** START DATASET EXCERPTS **
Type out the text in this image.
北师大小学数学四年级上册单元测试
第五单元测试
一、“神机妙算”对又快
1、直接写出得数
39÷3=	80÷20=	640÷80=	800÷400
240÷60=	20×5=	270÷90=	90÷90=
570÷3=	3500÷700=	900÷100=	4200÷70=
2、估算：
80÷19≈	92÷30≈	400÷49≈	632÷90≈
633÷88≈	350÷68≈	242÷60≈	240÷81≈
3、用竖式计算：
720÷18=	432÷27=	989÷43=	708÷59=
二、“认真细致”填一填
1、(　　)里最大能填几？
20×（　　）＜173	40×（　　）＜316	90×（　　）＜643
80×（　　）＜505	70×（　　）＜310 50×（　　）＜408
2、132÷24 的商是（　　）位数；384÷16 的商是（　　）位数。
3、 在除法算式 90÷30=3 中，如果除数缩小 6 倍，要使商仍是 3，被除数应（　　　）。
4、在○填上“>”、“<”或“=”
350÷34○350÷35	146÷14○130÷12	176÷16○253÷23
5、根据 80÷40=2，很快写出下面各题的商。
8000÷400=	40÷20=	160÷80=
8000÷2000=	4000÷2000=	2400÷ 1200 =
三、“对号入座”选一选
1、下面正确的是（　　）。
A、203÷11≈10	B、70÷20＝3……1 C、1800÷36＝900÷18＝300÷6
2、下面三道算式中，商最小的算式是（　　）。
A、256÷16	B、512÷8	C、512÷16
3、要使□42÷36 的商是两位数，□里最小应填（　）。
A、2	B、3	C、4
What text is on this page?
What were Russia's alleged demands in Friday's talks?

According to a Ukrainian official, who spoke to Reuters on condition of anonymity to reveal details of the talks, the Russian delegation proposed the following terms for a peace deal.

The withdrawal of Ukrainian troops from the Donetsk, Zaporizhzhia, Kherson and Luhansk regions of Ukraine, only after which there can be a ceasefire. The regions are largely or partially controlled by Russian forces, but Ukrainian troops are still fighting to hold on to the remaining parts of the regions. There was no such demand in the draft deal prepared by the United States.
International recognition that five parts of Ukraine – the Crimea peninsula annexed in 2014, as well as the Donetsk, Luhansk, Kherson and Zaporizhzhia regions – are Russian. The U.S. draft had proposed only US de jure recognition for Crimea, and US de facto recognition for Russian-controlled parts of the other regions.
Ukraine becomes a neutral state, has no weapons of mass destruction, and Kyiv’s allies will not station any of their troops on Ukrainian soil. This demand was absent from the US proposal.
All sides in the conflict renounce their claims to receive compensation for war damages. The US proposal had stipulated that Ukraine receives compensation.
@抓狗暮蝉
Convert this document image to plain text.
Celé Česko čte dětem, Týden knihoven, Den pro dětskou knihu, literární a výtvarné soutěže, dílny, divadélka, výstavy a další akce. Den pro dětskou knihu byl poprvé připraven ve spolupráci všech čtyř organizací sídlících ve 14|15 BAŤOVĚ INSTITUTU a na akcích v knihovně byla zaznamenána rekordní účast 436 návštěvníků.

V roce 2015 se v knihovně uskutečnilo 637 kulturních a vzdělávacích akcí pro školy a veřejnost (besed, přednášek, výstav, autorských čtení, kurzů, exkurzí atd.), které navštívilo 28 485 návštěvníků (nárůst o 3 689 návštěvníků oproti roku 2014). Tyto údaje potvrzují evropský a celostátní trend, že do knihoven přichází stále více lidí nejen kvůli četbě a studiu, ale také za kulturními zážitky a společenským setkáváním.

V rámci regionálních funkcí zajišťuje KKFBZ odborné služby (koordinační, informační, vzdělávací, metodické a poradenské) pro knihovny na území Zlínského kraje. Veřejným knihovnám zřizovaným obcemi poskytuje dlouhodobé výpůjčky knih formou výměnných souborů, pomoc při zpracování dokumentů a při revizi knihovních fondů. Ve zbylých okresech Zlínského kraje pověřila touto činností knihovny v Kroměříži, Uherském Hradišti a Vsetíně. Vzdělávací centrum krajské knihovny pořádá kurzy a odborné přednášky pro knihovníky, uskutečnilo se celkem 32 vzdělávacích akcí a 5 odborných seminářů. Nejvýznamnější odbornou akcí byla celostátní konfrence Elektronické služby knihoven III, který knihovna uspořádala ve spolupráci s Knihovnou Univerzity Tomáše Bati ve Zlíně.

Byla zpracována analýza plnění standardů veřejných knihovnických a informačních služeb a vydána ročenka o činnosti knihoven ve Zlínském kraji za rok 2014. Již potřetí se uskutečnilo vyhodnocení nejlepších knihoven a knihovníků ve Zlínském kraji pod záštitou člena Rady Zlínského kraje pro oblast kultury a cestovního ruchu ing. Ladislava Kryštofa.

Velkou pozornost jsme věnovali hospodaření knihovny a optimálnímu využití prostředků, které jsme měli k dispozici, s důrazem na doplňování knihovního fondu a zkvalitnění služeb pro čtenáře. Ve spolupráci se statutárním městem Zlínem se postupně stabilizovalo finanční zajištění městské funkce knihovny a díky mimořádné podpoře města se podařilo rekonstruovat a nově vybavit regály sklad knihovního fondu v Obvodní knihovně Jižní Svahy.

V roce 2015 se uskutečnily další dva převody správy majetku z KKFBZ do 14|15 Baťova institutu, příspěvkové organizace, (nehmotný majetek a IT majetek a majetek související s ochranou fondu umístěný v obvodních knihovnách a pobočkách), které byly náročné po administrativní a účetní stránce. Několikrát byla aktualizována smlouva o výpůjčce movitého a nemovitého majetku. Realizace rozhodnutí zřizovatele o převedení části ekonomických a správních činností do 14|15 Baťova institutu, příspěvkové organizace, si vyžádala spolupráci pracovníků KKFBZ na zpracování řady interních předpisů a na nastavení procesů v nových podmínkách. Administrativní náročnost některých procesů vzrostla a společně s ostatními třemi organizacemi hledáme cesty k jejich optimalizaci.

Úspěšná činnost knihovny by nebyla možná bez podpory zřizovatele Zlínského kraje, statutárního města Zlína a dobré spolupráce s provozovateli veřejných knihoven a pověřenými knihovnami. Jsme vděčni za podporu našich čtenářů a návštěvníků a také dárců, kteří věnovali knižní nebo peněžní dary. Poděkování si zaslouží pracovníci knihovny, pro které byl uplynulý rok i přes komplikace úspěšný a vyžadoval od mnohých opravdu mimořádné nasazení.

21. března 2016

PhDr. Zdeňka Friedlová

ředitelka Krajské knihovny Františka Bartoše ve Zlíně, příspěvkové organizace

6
** END DATASET EXCERPTS **
EXERCISE DESCRIPTION
Show every line of the listing in which the string "from" can be found.

FULL ANSWER
The withdrawal of Ukrainian troops from the Donetsk, Zaporizhzhia, Kherson and Luhansk regions of Ukraine, only after which there can be a ceasefire. The regions are largely or partially controlled by Russian forces, but Ukrainian troops are still fighting to hold on to the remaining parts of the regions. There was no such demand in the draft deal prepared by the United States.
Ukraine becomes a neutral state, has no weapons of mass destruction, and Kyiv’s allies will not station any of their troops on Ukrainian soil. This demand was absent from the US proposal.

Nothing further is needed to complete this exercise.